▶ **Written exercise**
Leave out the pictures; transcribe all else exactly.

▶ **Data shown**
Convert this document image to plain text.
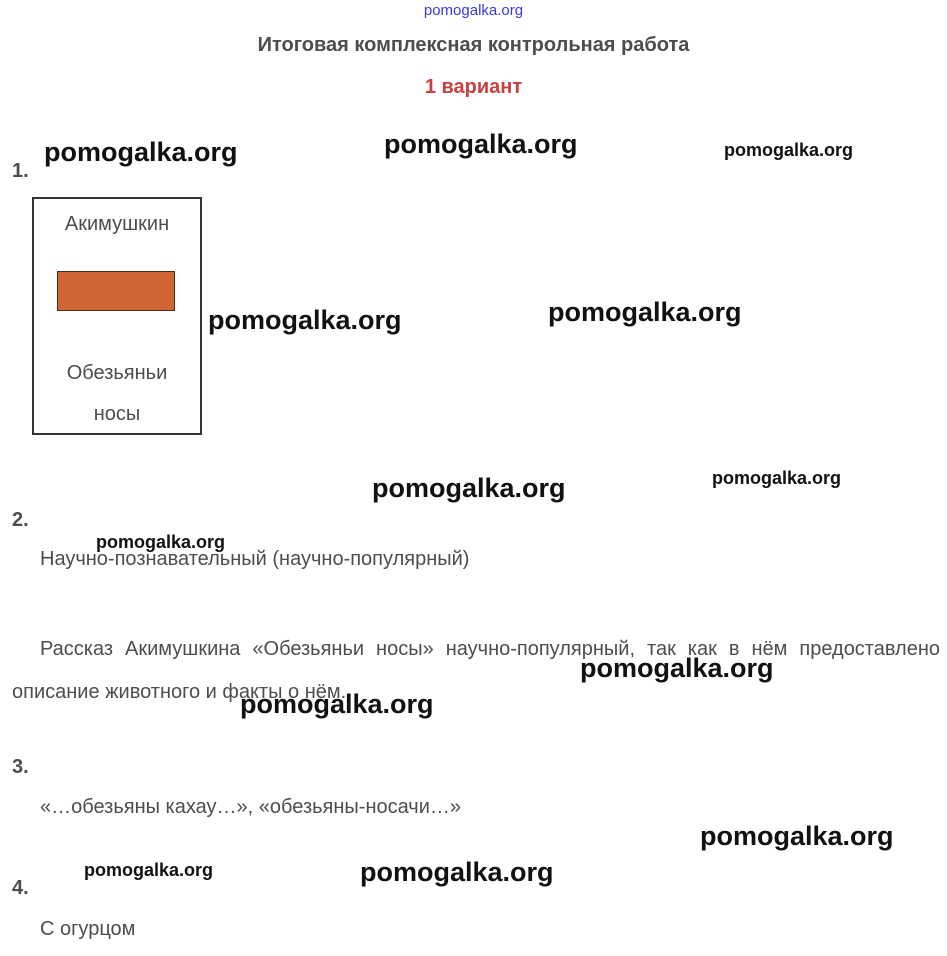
pomogalka.org
Итоговая комплексная контрольная работа
1 вариант
1.
Акимушкин
Обезьяньи
носы
2.
Научно-познавательный (научно-популярный)
Рассказ Акимушкина «Обезьяньи носы» научно-популярный, так как в нём предоставлено описание животного и факты о нём.
3.
«…обезьяны кахау…», «обезьяны-носачи…»
4.
С огурцом
pomogalka.org	pomogalka.org	pomogalka.org
pomogalka.org	pomogalka.org
pomogalka.org	pomogalka.org
pomogalka.org
pomogalka.org
pomogalka.org
pomogalka.org
pomogalka.org	pomogalka.org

▶ **Finished exercise**
Convert this document image to plain text.
pomogalka.org
Итоговая комплексная контрольная работа
1 вариант
1.
Акимушкин
Обезьяньи
носы
2.
Научно-познавательный (научно-популярный)
Рассказ Акимушкина «Обезьяньи носы» научно-популярный, так как в нём предоставлено описание животного и факты о нём.
3.
«…обезьяны кахау…», «обезьяны-носачи…»
4.
С огурцом
pomogalka.org	pomogalka.org	pomogalka.org
pomogalka.org	pomogalka.org
pomogalka.org	pomogalka.org
pomogalka.org
pomogalka.org
pomogalka.org
pomogalka.org
pomogalka.org	pomogalka.org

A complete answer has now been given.